__What the task asks__
Copy each line that contains the word "timestamp".

__Stored data entries__
☆ ☆ ☆ ☆ ☆ ☆ ☆
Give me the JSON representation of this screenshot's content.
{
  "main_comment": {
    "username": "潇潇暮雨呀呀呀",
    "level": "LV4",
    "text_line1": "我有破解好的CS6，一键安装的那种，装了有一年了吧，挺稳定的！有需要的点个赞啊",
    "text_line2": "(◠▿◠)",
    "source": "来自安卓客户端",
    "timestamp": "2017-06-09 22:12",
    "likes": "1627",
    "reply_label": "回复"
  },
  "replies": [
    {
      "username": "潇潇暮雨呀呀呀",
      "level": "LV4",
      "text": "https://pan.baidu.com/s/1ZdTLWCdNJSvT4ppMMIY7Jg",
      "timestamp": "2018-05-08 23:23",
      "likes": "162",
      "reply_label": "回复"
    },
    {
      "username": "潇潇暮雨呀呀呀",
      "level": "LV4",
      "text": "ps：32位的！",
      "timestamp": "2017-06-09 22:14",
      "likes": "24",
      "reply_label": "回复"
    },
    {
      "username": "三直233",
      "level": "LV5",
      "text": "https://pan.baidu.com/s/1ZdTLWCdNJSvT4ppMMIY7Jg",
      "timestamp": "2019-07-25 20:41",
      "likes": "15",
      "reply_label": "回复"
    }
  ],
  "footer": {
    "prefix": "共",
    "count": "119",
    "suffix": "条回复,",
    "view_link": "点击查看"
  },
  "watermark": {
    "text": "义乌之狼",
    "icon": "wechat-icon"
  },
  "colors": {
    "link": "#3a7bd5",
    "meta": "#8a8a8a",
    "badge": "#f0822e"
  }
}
☆ ☆ ☆ ☆ ☆ ☆ ☆
__The reply__
    "timestamp": "2017-06-09 22:12",
      "timestamp": "2018-05-08 23:23",
      "timestamp": "2017-06-09 22:14",
      "timestamp": "2019-07-25 20:41",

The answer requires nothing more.